## TASK
Search the records for "Signature". Copy every line where it appears.

## MATERIAL FOR THIS EXERCISE
- - - -
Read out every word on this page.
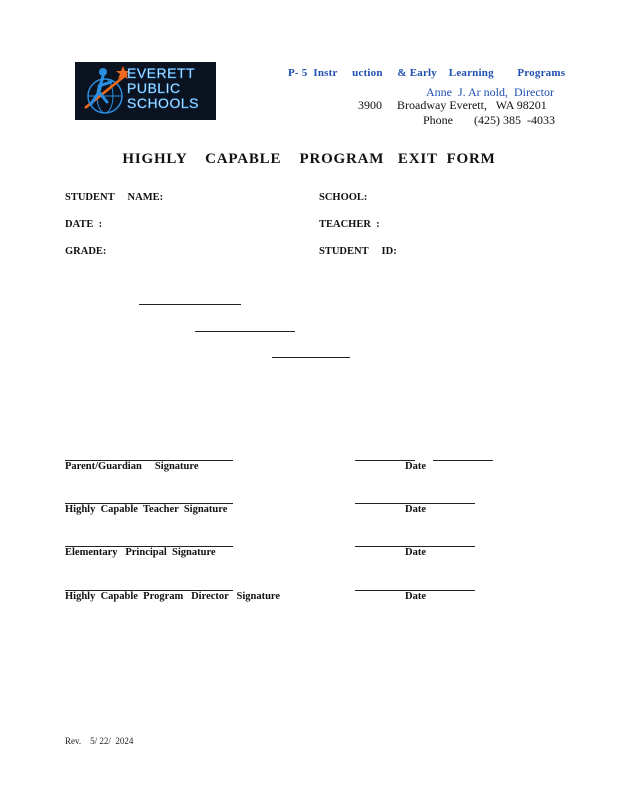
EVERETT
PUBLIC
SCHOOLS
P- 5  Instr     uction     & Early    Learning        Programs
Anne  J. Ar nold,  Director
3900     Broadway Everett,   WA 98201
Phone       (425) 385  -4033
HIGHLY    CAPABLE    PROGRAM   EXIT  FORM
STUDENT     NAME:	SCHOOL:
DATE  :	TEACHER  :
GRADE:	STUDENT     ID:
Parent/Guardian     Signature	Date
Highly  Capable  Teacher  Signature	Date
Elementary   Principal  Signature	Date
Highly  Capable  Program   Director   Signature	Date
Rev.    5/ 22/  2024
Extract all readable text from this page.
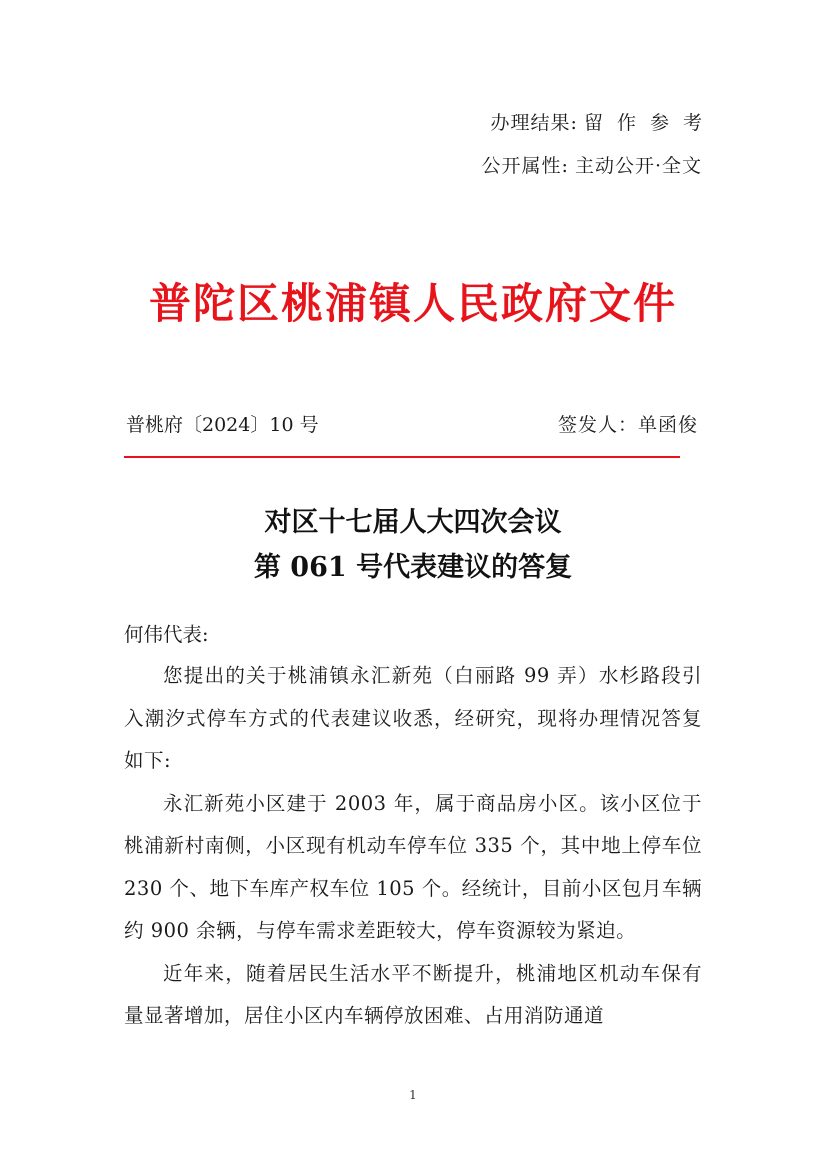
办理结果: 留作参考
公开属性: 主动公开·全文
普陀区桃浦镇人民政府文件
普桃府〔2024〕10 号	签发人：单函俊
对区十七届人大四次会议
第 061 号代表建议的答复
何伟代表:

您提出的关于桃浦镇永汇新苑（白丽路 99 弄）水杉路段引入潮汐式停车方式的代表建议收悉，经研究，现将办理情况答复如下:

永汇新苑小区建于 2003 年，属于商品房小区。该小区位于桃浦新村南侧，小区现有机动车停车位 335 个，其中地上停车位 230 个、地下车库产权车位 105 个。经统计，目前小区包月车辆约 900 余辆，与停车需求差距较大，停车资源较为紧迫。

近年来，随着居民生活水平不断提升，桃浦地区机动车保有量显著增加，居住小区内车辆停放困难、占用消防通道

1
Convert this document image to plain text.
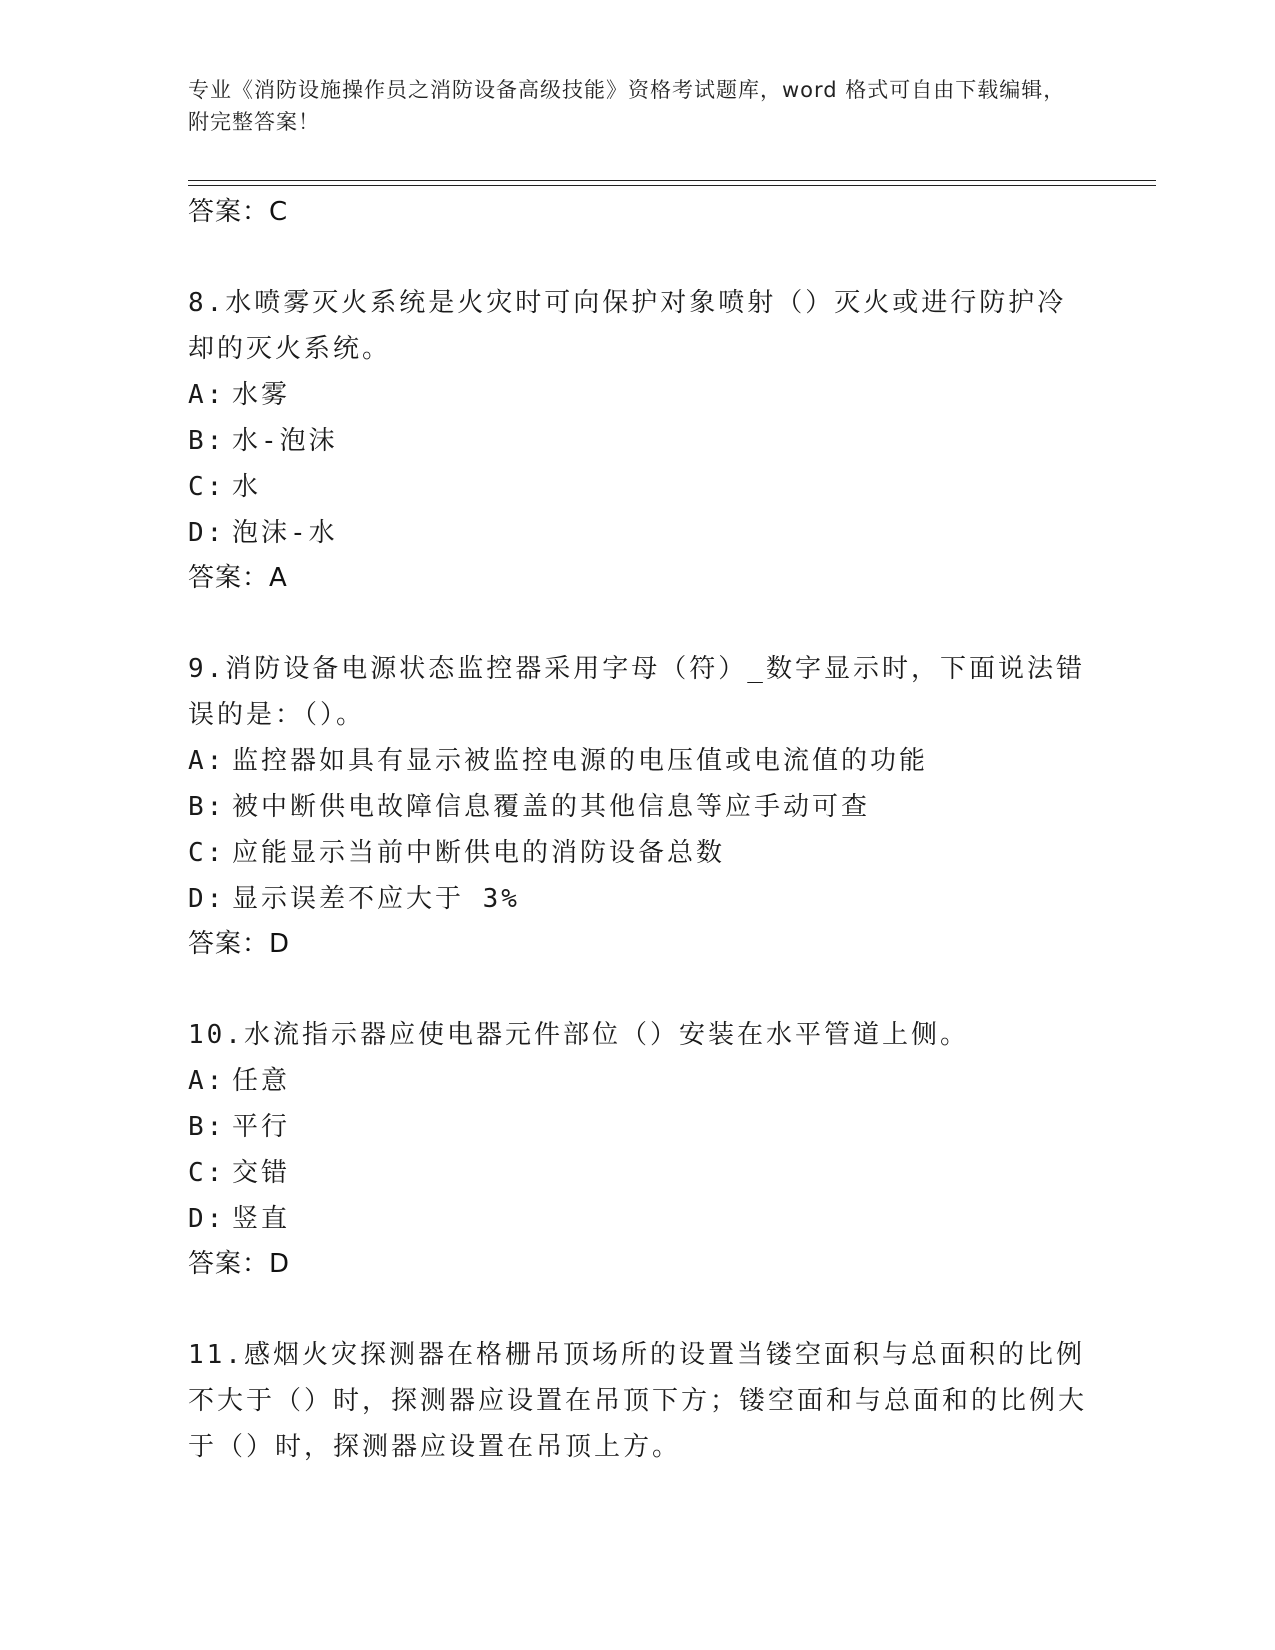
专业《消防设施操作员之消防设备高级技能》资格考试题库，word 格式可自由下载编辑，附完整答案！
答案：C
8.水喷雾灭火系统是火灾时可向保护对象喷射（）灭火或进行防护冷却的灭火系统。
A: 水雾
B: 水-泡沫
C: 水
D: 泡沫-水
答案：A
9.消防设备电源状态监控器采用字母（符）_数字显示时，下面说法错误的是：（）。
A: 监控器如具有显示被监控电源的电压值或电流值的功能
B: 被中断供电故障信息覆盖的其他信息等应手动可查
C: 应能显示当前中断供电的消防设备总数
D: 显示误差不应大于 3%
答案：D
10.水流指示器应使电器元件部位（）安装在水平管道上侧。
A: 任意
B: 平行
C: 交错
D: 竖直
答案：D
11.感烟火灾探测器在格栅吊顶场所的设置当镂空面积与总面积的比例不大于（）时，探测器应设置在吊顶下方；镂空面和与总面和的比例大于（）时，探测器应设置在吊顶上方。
- - - -
## TASK RESULT
Parent/Guardian     Signature	Date
Highly  Capable  Teacher  Signature	Date
Elementary   Principal  Signature	Date
Highly  Capable  Program   Director   Signature	Date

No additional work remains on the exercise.